**** Information given ****
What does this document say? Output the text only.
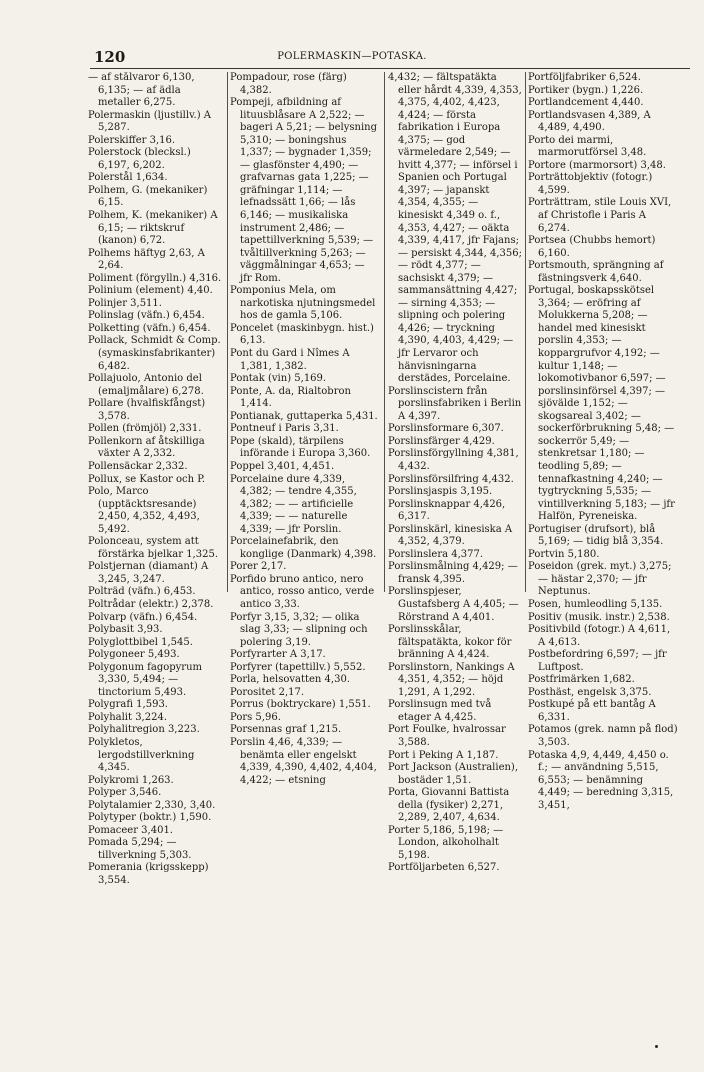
120	POLERMASKIN—POTASKA.

— af stålvaror 6,130, 6,135; — af ädla metaller 6,275.

Polermaskin (ljustillv.) A 5,287.

Polerskiffer 3,16.

Polerstock (blecksl.) 6,197, 6,202.

Polerstål 1,634.

Polhem, G. (mekaniker) 6,15.

Polhem, K. (mekaniker) A 6,15; — riktskruf (kanon) 6,72.

Polhems häftyg 2,63, A 2,64.

Poliment (förgylln.) 4,316.

Polinium (element) 4,40.

Polinjer 3,511.

Polinslag (väfn.) 6,454.

Polketting (väfn.) 6,454.

Pollack, Schmidt & Comp. (symaskinsfabrikanter) 6,482.

Pollajuolo, Antonio del (emaljmålare) 6,278.

Pollare (hvalfiskfångst) 3,578.

Pollen (frömjöl) 2,331.

Pollenkorn af åtskilliga växter A 2,332.

Pollensäckar 2,332.

Pollux, se Kastor och P.

Polo, Marco (upptäcktsresande) 2,450, 4,352, 4,493, 5,492.

Polonceau, system att förstärka bjelkar 1,325.

Polstjernan (diamant) A 3,245, 3,247.

Polträd (väfn.) 6,453.

Poltrådar (elektr.) 2,378.

Polvarp (väfn.) 6,454.

Polybasit 3,93.

Polyglottbibel 1,545.

Polygoneer 5,493.

Polygonum fagopyrum 3,330, 5,494; — tinctorium 5,493.

Polygrafi 1,593.

Polyhalit 3,224.

Polyhalitregion 3,223.

Polykletos, lergodstillverkning 4,345.

Polykromi 1,263.

Polyper 3,546.

Polytalamier 2,330, 3,40.

Polytyper (boktr.) 1,590.

Pomaceer 3,401.

Pomada 5,294; — tillverkning 5,303.

Pomerania (krigsskepp) 3,554.

Pompadour, rose (färg) 4,382.

Pompeji, afbildning af lituusblåsare A 2,522; — bageri A 5,21; — belysning 5,310; — boningshus 1,337; — bygnader 1,359; — glasfönster 4,490; — grafvarnas gata 1,225; — gräfningar 1,114; — lefnadssätt 1,66; — lås 6,146; — musikaliska instrument 2,486; — tapettillverkning 5,539; — tvåltillverkning 5,263; — väggmålningar 4,653; — jfr Rom.

Pomponius Mela, om narkotiska njutningsmedel hos de gamla 5,106.

Poncelet (maskinbygn. hist.) 6,13.

Pont du Gard i Nîmes A 1,381, 1,382.

Pontak (vin) 5,169.

Ponte, A. da, Rialtobron 1,414.

Pontianak, guttaperka 5,431.

Pontneuf i Paris 3,31.

Pope (skald), tärpilens införande i Europa 3,360.

Poppel 3,401, 4,451.

Porcelaine dure 4,339, 4,382; — tendre 4,355, 4,382; — — artificielle 4,339; — — naturelle 4,339; — jfr Porslin.

Porcelainefabrik, den konglige (Danmark) 4,398.

Porer 2,17.

Porfido bruno antico, nero antico, rosso antico, verde antico 3,33.

Porfyr 3,15, 3,32; — olika slag 3,33; — slipning och polering 3,19.

Porfyrarter A 3,17.

Porfyrer (tapettillv.) 5,552.

Porla, helsovatten 4,30.

Porositet 2,17.

Porrus (boktryckare) 1,551.

Pors 5,96.

Porsennas graf 1,215.

Porslin 4,46, 4,339; — benämta eller engelskt 4,339, 4,390, 4,402, 4,404, 4,422; — etsning

4,432; — fältspatäkta eller hårdt 4,339, 4,353, 4,375, 4,402, 4,423, 4,424; — första fabrikation i Europa 4,375; — god värmeledare 2,549; — hvitt 4,377; — införsel i Spanien och Portugal 4,397; — japanskt 4,354, 4,355; — kinesiskt 4,349 o. f., 4,353, 4,427; — oäkta 4,339, 4,417, jfr Fajans; — persiskt 4,344, 4,356; — rödt 4,377; — sachsiskt 4,379; — sammansättning 4,427; — sirning 4,353; — slipning och polering 4,426; — tryckning 4,390, 4,403, 4,429; — jfr Lervaror och hänvisningarna derstädes, Porcelaine.

Porslinscistern från porslinsfabriken i Berlin A 4,397.

Porslinsformare 6,307.

Porslinsfärger 4,429.

Porslinsförgyllning 4,381, 4,432.

Porslinsförsilfring 4,432.

Porslinsjaspis 3,195.

Porslinsknappar 4,426, 6,317.

Porslinskärl, kinesiska A 4,352, 4,379.

Porslinslera 4,377.

Porslinsmålning 4,429; — fransk 4,395.

Porslinspjeser, Gustafsberg A 4,405; — Rörstrand A 4,401.

Porslinsskålar, fältspatäkta, kokor för bränning A 4,424.

Porslinstorn, Nankings A 4,351, 4,352; — höjd 1,291, A 1,292.

Porslinsugn med två etager A 4,425.

Port Foulke, hvalrossar 3,588.

Port i Peking A 1,187.

Port Jackson (Australien), bostäder 1,51.

Porta, Giovanni Battista della (fysiker) 2,271, 2,289, 2,407, 4,634.

Porter 5,186, 5,198; — London, alkoholhalt 5,198.

Portföljarbeten 6,527.

Portföljfabriker 6,524.

Portiker (bygn.) 1,226.

Portlandcement 4,440.

Portlandsvasen 4,389, A 4,489, 4,490.

Porto dei marmi, marmorutförsel 3,48.

Portore (marmorsort) 3,48.

Porträttobjektiv (fotogr.) 4,599.

Porträttram, stile Louis XVI, af Christofle i Paris A 6,274.

Portsea (Chubbs hemort) 6,160.

Portsmouth, sprängning af fästningsverk 4,640.

Portugal, boskapsskötsel 3,364; — eröfring af Molukkerna 5,208; — handel med kinesiskt porslin 4,353; — koppargrufvor 4,192; — kultur 1,148; — lokomotivbanor 6,597; — porslinsinförsel 4,397; — sjövälde 1,152; — skogsareal 3,402; — sockerförbrukning 5,48; — sockerrör 5,49; — stenkretsar 1,180; — teodling 5,89; — tennafkastning 4,240; — tygtryckning 5,535; — vintillverkning 5,183; — jfr Halfön, Pyreneiska.

Portugiser (drufsort), blå 5,169; — tidig blå 3,354.

Portvin 5,180.

Poseidon (grek. myt.) 3,275; — hästar 2,370; — jfr Neptunus.

Posen, humleodling 5,135.

Positiv (musik. instr.) 2,538.

Positivbild (fotogr.) A 4,611, A 4,613.

Postbefordring 6,597; — jfr Luftpost.

Postfrimärken 1,682.

Posthäst, engelsk 3,375.

Postkupé på ett bantåg A 6,331.

Potamos (grek. namn på flod) 3,503.

Potaska 4,9, 4,449, 4,450 o. f.; — användning 5,515, 6,553; — benämning 4,449; — beredning 3,315, 3,451,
****
### Objective
Check each line above for the word "Paris" and copy the ones that have it.

### Result of the exercise
Pontneuf i Paris 3,31.
Porträttram, stile Louis XVI, af Christofle i Paris A 6,274.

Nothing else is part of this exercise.